Dataset listings of figures:
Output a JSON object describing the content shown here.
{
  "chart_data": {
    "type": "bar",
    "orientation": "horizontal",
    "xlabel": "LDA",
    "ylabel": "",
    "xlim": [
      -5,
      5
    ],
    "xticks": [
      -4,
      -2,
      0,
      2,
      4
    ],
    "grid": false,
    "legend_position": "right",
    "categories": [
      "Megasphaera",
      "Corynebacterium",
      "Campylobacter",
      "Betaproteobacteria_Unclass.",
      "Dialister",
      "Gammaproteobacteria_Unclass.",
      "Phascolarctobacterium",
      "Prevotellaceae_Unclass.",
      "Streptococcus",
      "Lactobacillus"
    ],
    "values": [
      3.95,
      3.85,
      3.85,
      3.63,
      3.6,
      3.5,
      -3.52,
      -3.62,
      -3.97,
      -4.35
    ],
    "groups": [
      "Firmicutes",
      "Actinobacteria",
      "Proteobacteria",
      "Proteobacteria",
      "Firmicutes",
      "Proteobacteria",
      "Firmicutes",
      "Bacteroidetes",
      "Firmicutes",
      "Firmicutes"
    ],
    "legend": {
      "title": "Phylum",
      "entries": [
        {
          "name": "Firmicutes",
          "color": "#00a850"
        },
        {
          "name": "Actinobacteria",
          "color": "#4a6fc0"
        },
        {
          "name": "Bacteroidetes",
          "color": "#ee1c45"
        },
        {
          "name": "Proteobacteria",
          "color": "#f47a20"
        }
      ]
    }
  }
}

## TASK BRIEF
All of the entries above need to be printed again exactly.

## SOLVED PROBLEM
Output a JSON object describing the content shown here.
{
  "chart_data": {
    "type": "bar",
    "orientation": "horizontal",
    "xlabel": "LDA",
    "ylabel": "",
    "xlim": [
      -5,
      5
    ],
    "xticks": [
      -4,
      -2,
      0,
      2,
      4
    ],
    "grid": false,
    "legend_position": "right",
    "categories": [
      "Megasphaera",
      "Corynebacterium",
      "Campylobacter",
      "Betaproteobacteria_Unclass.",
      "Dialister",
      "Gammaproteobacteria_Unclass.",
      "Phascolarctobacterium",
      "Prevotellaceae_Unclass.",
      "Streptococcus",
      "Lactobacillus"
    ],
    "values": [
      3.95,
      3.85,
      3.85,
      3.63,
      3.6,
      3.5,
      -3.52,
      -3.62,
      -3.97,
      -4.35
    ],
    "groups": [
      "Firmicutes",
      "Actinobacteria",
      "Proteobacteria",
      "Proteobacteria",
      "Firmicutes",
      "Proteobacteria",
      "Firmicutes",
      "Bacteroidetes",
      "Firmicutes",
      "Firmicutes"
    ],
    "legend": {
      "title": "Phylum",
      "entries": [
        {
          "name": "Firmicutes",
          "color": "#00a850"
        },
        {
          "name": "Actinobacteria",
          "color": "#4a6fc0"
        },
        {
          "name": "Bacteroidetes",
          "color": "#ee1c45"
        },
        {
          "name": "Proteobacteria",
          "color": "#f47a20"
        }
      ]
    }
  }
}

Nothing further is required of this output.